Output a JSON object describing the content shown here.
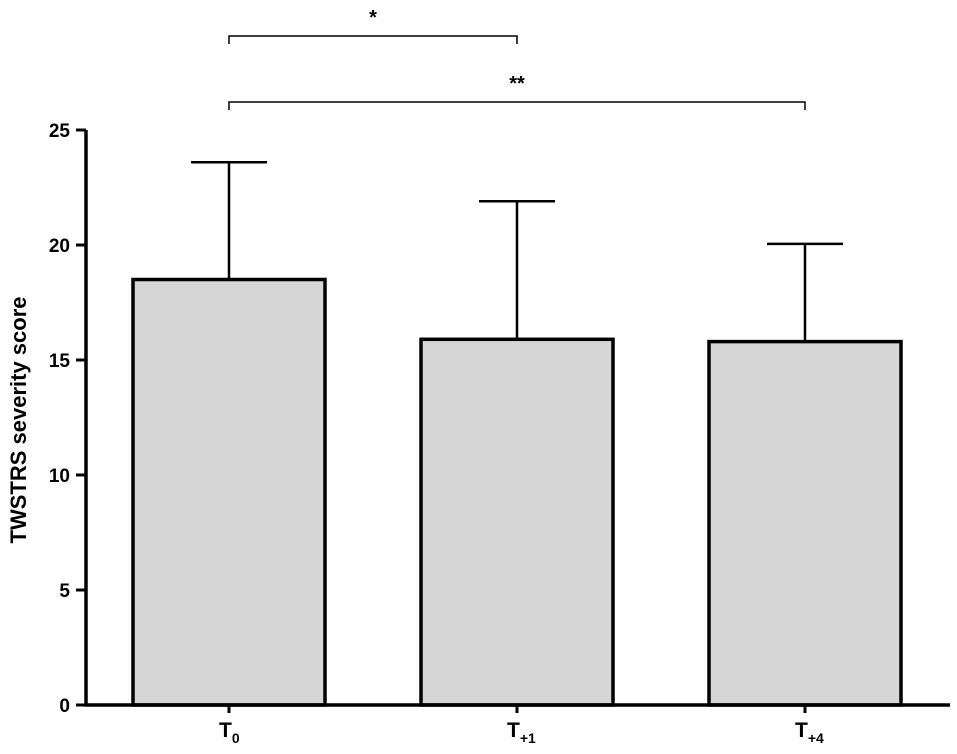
{
  "chart_data": {
    "type": "bar",
    "categories": [
      {
        "main": "T",
        "sub": "0"
      },
      {
        "main": "T",
        "sub": "+1"
      },
      {
        "main": "T",
        "sub": "+4"
      }
    ],
    "values": [
      18.5,
      15.9,
      15.8
    ],
    "error_upper": [
      23.6,
      21.9,
      20.05
    ],
    "ylabel": "TWSTRS severity score",
    "xlabel": "",
    "ylim": [
      0,
      25
    ],
    "yticks": [
      0,
      5,
      10,
      15,
      20,
      25
    ],
    "bar_color": "#d6d6d6",
    "edge_color": "#000000",
    "significance": [
      {
        "from": 0,
        "to": 1,
        "label": "*"
      },
      {
        "from": 0,
        "to": 2,
        "label": "**"
      }
    ]
  }
}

----------

:: TO DO ::
Transcribe the material exactly, leaving every picture out.

:: OUTPUT BELOW ::
Output a JSON object describing the content shown here.
{
  "chart_data": {
    "type": "bar",
    "categories": [
      {
        "main": "T",
        "sub": "0"
      },
      {
        "main": "T",
        "sub": "+1"
      },
      {
        "main": "T",
        "sub": "+4"
      }
    ],
    "values": [
      18.5,
      15.9,
      15.8
    ],
    "error_upper": [
      23.6,
      21.9,
      20.05
    ],
    "ylabel": "TWSTRS severity score",
    "xlabel": "",
    "ylim": [
      0,
      25
    ],
    "yticks": [
      0,
      5,
      10,
      15,
      20,
      25
    ],
    "bar_color": "#d6d6d6",
    "edge_color": "#000000",
    "significance": [
      {
        "from": 0,
        "to": 1,
        "label": "*"
      },
      {
        "from": 0,
        "to": 2,
        "label": "**"
      }
    ]
  }
}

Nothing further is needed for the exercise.